▶ **Task description**: Repeat all of the records verbatim.

▶ **Records from a dataset**:
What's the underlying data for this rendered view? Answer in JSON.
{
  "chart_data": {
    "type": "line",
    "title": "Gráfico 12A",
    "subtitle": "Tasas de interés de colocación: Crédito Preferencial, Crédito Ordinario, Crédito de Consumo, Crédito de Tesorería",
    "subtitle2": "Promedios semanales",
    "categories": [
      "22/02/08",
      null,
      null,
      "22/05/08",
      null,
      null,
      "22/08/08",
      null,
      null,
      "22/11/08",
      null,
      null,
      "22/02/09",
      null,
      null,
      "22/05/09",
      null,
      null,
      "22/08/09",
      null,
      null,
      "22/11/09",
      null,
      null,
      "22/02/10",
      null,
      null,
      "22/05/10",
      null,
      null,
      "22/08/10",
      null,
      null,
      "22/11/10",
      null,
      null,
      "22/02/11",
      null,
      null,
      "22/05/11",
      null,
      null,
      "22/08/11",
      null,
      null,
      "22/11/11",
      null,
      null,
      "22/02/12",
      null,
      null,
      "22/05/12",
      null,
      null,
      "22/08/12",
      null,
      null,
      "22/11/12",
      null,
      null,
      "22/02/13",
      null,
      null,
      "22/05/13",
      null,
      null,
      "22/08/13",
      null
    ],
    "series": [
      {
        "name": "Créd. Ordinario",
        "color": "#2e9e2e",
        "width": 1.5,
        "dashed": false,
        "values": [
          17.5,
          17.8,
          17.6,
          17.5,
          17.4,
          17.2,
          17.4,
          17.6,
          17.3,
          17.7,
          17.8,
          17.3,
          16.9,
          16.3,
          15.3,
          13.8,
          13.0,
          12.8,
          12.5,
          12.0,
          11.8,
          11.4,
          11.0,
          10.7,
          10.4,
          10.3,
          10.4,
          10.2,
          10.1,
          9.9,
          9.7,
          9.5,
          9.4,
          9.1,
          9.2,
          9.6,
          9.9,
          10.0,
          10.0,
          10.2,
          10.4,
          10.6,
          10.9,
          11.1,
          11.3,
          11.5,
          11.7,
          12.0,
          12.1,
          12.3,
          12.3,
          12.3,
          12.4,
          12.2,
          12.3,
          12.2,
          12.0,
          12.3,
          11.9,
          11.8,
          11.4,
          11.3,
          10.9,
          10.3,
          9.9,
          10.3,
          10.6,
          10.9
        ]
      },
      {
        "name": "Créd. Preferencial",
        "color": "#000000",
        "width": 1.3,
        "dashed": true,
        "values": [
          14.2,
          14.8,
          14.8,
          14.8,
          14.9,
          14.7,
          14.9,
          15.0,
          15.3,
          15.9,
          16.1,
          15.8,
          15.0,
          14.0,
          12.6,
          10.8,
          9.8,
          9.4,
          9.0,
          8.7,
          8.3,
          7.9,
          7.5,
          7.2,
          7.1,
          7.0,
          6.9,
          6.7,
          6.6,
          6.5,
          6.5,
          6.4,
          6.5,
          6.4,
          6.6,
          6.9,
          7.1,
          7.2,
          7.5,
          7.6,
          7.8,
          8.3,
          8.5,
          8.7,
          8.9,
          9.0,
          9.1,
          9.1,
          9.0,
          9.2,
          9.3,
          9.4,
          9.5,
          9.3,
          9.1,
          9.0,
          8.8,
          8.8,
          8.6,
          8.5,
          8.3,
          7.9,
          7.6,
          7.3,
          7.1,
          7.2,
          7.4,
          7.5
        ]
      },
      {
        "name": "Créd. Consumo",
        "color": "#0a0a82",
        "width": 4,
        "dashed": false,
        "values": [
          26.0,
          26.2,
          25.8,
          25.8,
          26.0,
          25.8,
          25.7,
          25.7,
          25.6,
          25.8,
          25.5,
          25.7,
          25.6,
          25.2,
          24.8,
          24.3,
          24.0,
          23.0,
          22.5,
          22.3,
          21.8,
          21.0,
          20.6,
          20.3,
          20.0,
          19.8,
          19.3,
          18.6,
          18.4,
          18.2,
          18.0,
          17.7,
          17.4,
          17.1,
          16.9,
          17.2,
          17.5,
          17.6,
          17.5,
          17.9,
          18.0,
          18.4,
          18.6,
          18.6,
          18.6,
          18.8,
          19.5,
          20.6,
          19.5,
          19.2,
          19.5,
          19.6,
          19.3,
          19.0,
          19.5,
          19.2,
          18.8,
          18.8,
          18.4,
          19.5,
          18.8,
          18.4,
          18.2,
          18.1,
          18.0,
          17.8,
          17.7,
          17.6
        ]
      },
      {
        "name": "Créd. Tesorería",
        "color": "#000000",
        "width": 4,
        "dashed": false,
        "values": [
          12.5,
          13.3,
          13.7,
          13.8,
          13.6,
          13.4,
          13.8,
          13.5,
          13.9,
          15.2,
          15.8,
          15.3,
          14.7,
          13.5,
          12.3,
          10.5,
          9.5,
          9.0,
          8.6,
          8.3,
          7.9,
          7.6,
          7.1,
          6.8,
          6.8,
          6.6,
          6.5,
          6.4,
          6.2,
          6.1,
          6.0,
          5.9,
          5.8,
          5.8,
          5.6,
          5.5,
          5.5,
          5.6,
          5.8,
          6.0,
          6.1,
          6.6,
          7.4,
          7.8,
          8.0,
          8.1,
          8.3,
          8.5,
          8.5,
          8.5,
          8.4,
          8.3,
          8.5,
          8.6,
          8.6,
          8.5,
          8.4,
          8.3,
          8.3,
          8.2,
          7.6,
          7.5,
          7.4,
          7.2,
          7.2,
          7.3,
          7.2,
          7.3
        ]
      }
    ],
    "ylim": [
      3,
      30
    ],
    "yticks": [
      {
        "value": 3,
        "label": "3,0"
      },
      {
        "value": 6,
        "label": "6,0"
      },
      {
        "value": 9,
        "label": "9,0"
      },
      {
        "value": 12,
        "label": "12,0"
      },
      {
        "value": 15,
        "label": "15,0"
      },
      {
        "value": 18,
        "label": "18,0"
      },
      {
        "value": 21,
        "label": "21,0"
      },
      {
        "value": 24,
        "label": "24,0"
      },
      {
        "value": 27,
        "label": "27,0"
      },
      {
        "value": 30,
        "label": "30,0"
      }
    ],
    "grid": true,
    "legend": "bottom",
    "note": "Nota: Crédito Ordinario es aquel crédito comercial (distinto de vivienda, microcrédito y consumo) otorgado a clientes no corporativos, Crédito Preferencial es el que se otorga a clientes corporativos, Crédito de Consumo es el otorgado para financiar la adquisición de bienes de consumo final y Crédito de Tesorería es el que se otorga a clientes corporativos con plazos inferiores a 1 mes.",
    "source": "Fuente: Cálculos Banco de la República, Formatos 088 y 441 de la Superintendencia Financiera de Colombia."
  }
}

▶ **Written response**:
What's the underlying data for this rendered view? Answer in JSON.
{
  "chart_data": {
    "type": "line",
    "title": "Gráfico 12A",
    "subtitle": "Tasas de interés de colocación: Crédito Preferencial, Crédito Ordinario, Crédito de Consumo, Crédito de Tesorería",
    "subtitle2": "Promedios semanales",
    "categories": [
      "22/02/08",
      null,
      null,
      "22/05/08",
      null,
      null,
      "22/08/08",
      null,
      null,
      "22/11/08",
      null,
      null,
      "22/02/09",
      null,
      null,
      "22/05/09",
      null,
      null,
      "22/08/09",
      null,
      null,
      "22/11/09",
      null,
      null,
      "22/02/10",
      null,
      null,
      "22/05/10",
      null,
      null,
      "22/08/10",
      null,
      null,
      "22/11/10",
      null,
      null,
      "22/02/11",
      null,
      null,
      "22/05/11",
      null,
      null,
      "22/08/11",
      null,
      null,
      "22/11/11",
      null,
      null,
      "22/02/12",
      null,
      null,
      "22/05/12",
      null,
      null,
      "22/08/12",
      null,
      null,
      "22/11/12",
      null,
      null,
      "22/02/13",
      null,
      null,
      "22/05/13",
      null,
      null,
      "22/08/13",
      null
    ],
    "series": [
      {
        "name": "Créd. Ordinario",
        "color": "#2e9e2e",
        "width": 1.5,
        "dashed": false,
        "values": [
          17.5,
          17.8,
          17.6,
          17.5,
          17.4,
          17.2,
          17.4,
          17.6,
          17.3,
          17.7,
          17.8,
          17.3,
          16.9,
          16.3,
          15.3,
          13.8,
          13.0,
          12.8,
          12.5,
          12.0,
          11.8,
          11.4,
          11.0,
          10.7,
          10.4,
          10.3,
          10.4,
          10.2,
          10.1,
          9.9,
          9.7,
          9.5,
          9.4,
          9.1,
          9.2,
          9.6,
          9.9,
          10.0,
          10.0,
          10.2,
          10.4,
          10.6,
          10.9,
          11.1,
          11.3,
          11.5,
          11.7,
          12.0,
          12.1,
          12.3,
          12.3,
          12.3,
          12.4,
          12.2,
          12.3,
          12.2,
          12.0,
          12.3,
          11.9,
          11.8,
          11.4,
          11.3,
          10.9,
          10.3,
          9.9,
          10.3,
          10.6,
          10.9
        ]
      },
      {
        "name": "Créd. Preferencial",
        "color": "#000000",
        "width": 1.3,
        "dashed": true,
        "values": [
          14.2,
          14.8,
          14.8,
          14.8,
          14.9,
          14.7,
          14.9,
          15.0,
          15.3,
          15.9,
          16.1,
          15.8,
          15.0,
          14.0,
          12.6,
          10.8,
          9.8,
          9.4,
          9.0,
          8.7,
          8.3,
          7.9,
          7.5,
          7.2,
          7.1,
          7.0,
          6.9,
          6.7,
          6.6,
          6.5,
          6.5,
          6.4,
          6.5,
          6.4,
          6.6,
          6.9,
          7.1,
          7.2,
          7.5,
          7.6,
          7.8,
          8.3,
          8.5,
          8.7,
          8.9,
          9.0,
          9.1,
          9.1,
          9.0,
          9.2,
          9.3,
          9.4,
          9.5,
          9.3,
          9.1,
          9.0,
          8.8,
          8.8,
          8.6,
          8.5,
          8.3,
          7.9,
          7.6,
          7.3,
          7.1,
          7.2,
          7.4,
          7.5
        ]
      },
      {
        "name": "Créd. Consumo",
        "color": "#0a0a82",
        "width": 4,
        "dashed": false,
        "values": [
          26.0,
          26.2,
          25.8,
          25.8,
          26.0,
          25.8,
          25.7,
          25.7,
          25.6,
          25.8,
          25.5,
          25.7,
          25.6,
          25.2,
          24.8,
          24.3,
          24.0,
          23.0,
          22.5,
          22.3,
          21.8,
          21.0,
          20.6,
          20.3,
          20.0,
          19.8,
          19.3,
          18.6,
          18.4,
          18.2,
          18.0,
          17.7,
          17.4,
          17.1,
          16.9,
          17.2,
          17.5,
          17.6,
          17.5,
          17.9,
          18.0,
          18.4,
          18.6,
          18.6,
          18.6,
          18.8,
          19.5,
          20.6,
          19.5,
          19.2,
          19.5,
          19.6,
          19.3,
          19.0,
          19.5,
          19.2,
          18.8,
          18.8,
          18.4,
          19.5,
          18.8,
          18.4,
          18.2,
          18.1,
          18.0,
          17.8,
          17.7,
          17.6
        ]
      },
      {
        "name": "Créd. Tesorería",
        "color": "#000000",
        "width": 4,
        "dashed": false,
        "values": [
          12.5,
          13.3,
          13.7,
          13.8,
          13.6,
          13.4,
          13.8,
          13.5,
          13.9,
          15.2,
          15.8,
          15.3,
          14.7,
          13.5,
          12.3,
          10.5,
          9.5,
          9.0,
          8.6,
          8.3,
          7.9,
          7.6,
          7.1,
          6.8,
          6.8,
          6.6,
          6.5,
          6.4,
          6.2,
          6.1,
          6.0,
          5.9,
          5.8,
          5.8,
          5.6,
          5.5,
          5.5,
          5.6,
          5.8,
          6.0,
          6.1,
          6.6,
          7.4,
          7.8,
          8.0,
          8.1,
          8.3,
          8.5,
          8.5,
          8.5,
          8.4,
          8.3,
          8.5,
          8.6,
          8.6,
          8.5,
          8.4,
          8.3,
          8.3,
          8.2,
          7.6,
          7.5,
          7.4,
          7.2,
          7.2,
          7.3,
          7.2,
          7.3
        ]
      }
    ],
    "ylim": [
      3,
      30
    ],
    "yticks": [
      {
        "value": 3,
        "label": "3,0"
      },
      {
        "value": 6,
        "label": "6,0"
      },
      {
        "value": 9,
        "label": "9,0"
      },
      {
        "value": 12,
        "label": "12,0"
      },
      {
        "value": 15,
        "label": "15,0"
      },
      {
        "value": 18,
        "label": "18,0"
      },
      {
        "value": 21,
        "label": "21,0"
      },
      {
        "value": 24,
        "label": "24,0"
      },
      {
        "value": 27,
        "label": "27,0"
      },
      {
        "value": 30,
        "label": "30,0"
      }
    ],
    "grid": true,
    "legend": "bottom",
    "note": "Nota: Crédito Ordinario es aquel crédito comercial (distinto de vivienda, microcrédito y consumo) otorgado a clientes no corporativos, Crédito Preferencial es el que se otorga a clientes corporativos, Crédito de Consumo es el otorgado para financiar la adquisición de bienes de consumo final y Crédito de Tesorería es el que se otorga a clientes corporativos con plazos inferiores a 1 mes.",
    "source": "Fuente: Cálculos Banco de la República, Formatos 088 y 441 de la Superintendencia Financiera de Colombia."
  }
}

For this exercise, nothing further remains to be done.